**The task**
Your task is to copy every line of the entries that contains "должность".

**Input data**

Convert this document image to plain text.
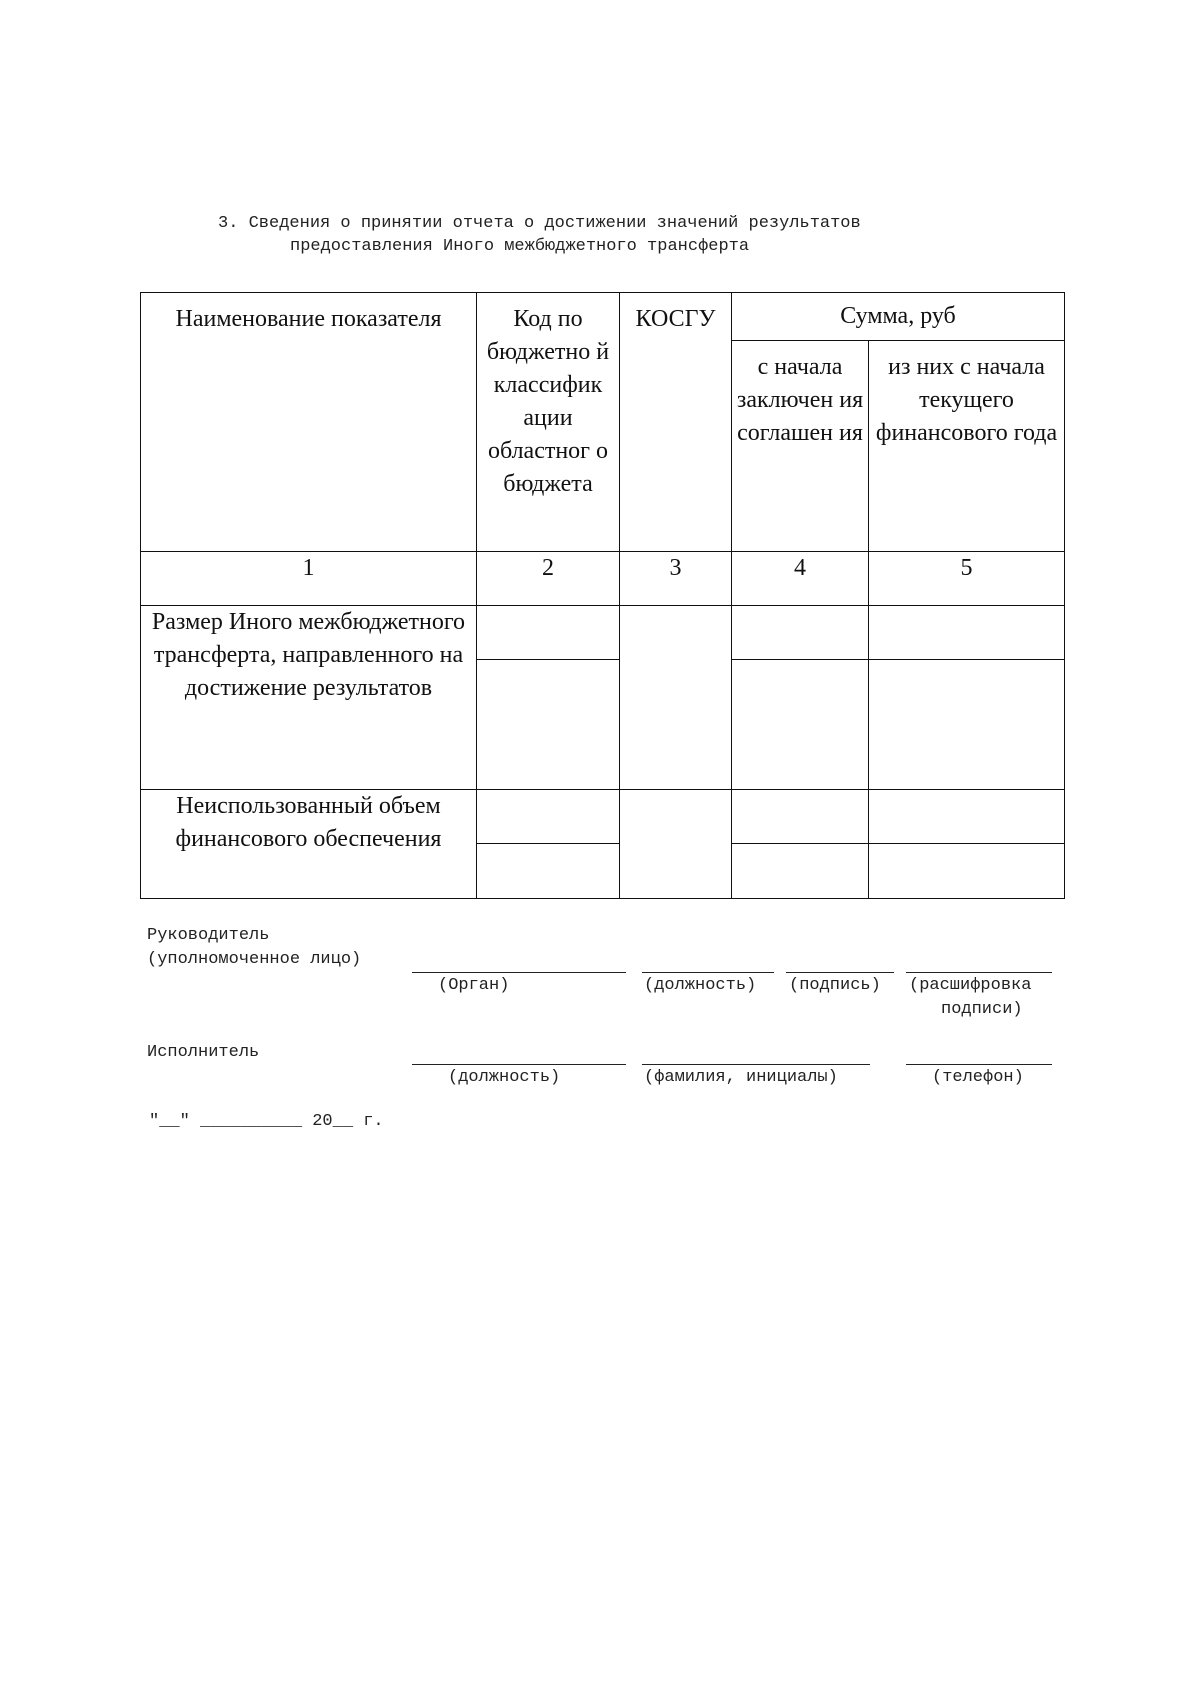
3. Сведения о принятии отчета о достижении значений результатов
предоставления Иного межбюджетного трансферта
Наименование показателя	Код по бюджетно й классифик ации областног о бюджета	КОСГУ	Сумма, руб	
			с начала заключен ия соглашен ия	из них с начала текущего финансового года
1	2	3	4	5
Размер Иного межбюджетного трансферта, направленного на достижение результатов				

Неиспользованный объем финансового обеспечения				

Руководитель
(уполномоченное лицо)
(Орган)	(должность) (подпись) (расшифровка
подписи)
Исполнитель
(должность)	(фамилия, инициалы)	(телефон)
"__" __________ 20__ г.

**Exercise output**
(Орган)	(должность) (подпись) (расшифровка
(должность)	(фамилия, инициалы)	(телефон)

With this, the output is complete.